Data items:
+---+

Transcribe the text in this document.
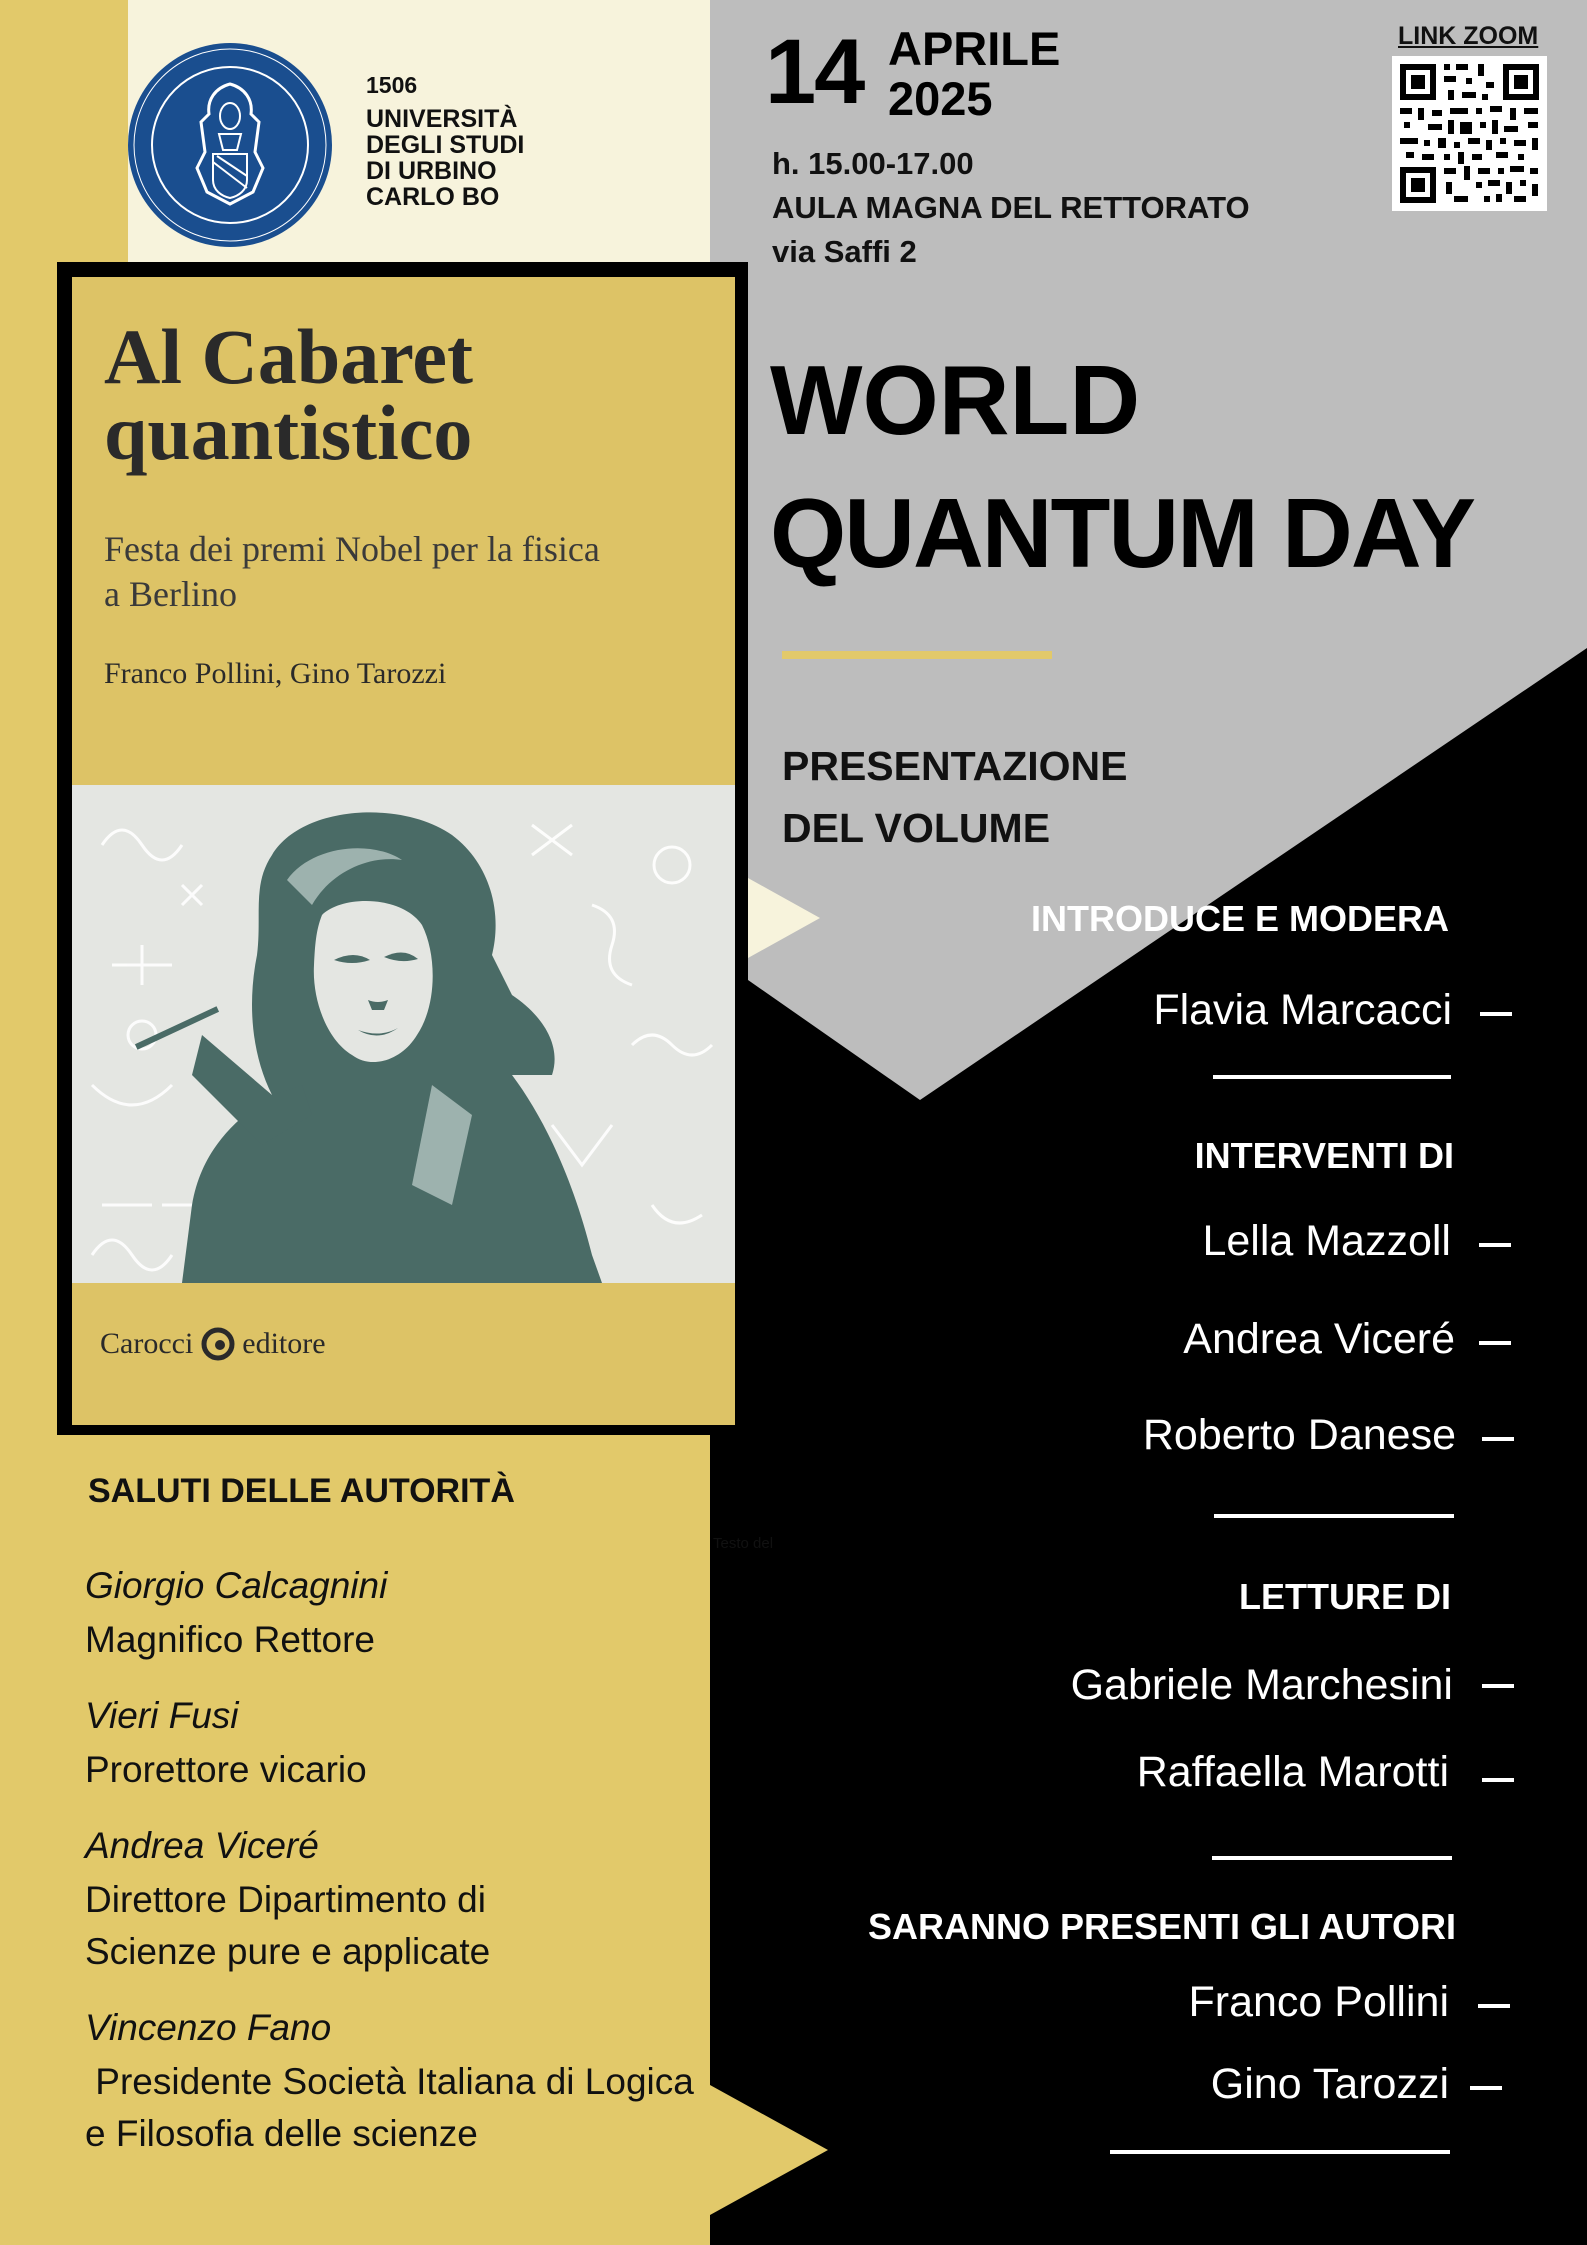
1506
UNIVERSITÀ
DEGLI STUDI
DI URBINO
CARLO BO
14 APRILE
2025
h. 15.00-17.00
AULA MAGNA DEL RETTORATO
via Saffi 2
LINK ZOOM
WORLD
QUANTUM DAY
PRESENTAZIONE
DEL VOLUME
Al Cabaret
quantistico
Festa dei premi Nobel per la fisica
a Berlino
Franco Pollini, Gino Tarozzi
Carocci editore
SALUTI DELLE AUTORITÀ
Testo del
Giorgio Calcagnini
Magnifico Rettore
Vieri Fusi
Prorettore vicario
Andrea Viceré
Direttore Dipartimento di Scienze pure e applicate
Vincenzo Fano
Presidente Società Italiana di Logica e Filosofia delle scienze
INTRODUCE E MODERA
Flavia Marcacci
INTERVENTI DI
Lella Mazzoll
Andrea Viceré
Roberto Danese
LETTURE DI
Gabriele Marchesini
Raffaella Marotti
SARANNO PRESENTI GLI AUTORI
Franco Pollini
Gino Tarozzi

+---+

**WHAT YOU ARE ASKED TO DO:**
Leave the pictures out and copy the rest of the data exactly.

**SOLUTION FOR THIS EXERCISE:**
Transcribe the text in this document.
1506
UNIVERSITÀ
DEGLI STUDI
DI URBINO
CARLO BO
14 APRILE
2025
h. 15.00-17.00
AULA MAGNA DEL RETTORATO
via Saffi 2
LINK ZOOM
WORLD
QUANTUM DAY
PRESENTAZIONE
DEL VOLUME
Al Cabaret
quantistico
Festa dei premi Nobel per la fisica
a Berlino
Franco Pollini, Gino Tarozzi
Carocci editore
SALUTI DELLE AUTORITÀ
Testo del
Giorgio Calcagnini
Magnifico Rettore
Vieri Fusi
Prorettore vicario
Andrea Viceré
Direttore Dipartimento di Scienze pure e applicate
Vincenzo Fano
Presidente Società Italiana di Logica e Filosofia delle scienze
INTRODUCE E MODERA
Flavia Marcacci
INTERVENTI DI
Lella Mazzoll
Andrea Viceré
Roberto Danese
LETTURE DI
Gabriele Marchesini
Raffaella Marotti
SARANNO PRESENTI GLI AUTORI
Franco Pollini
Gino Tarozzi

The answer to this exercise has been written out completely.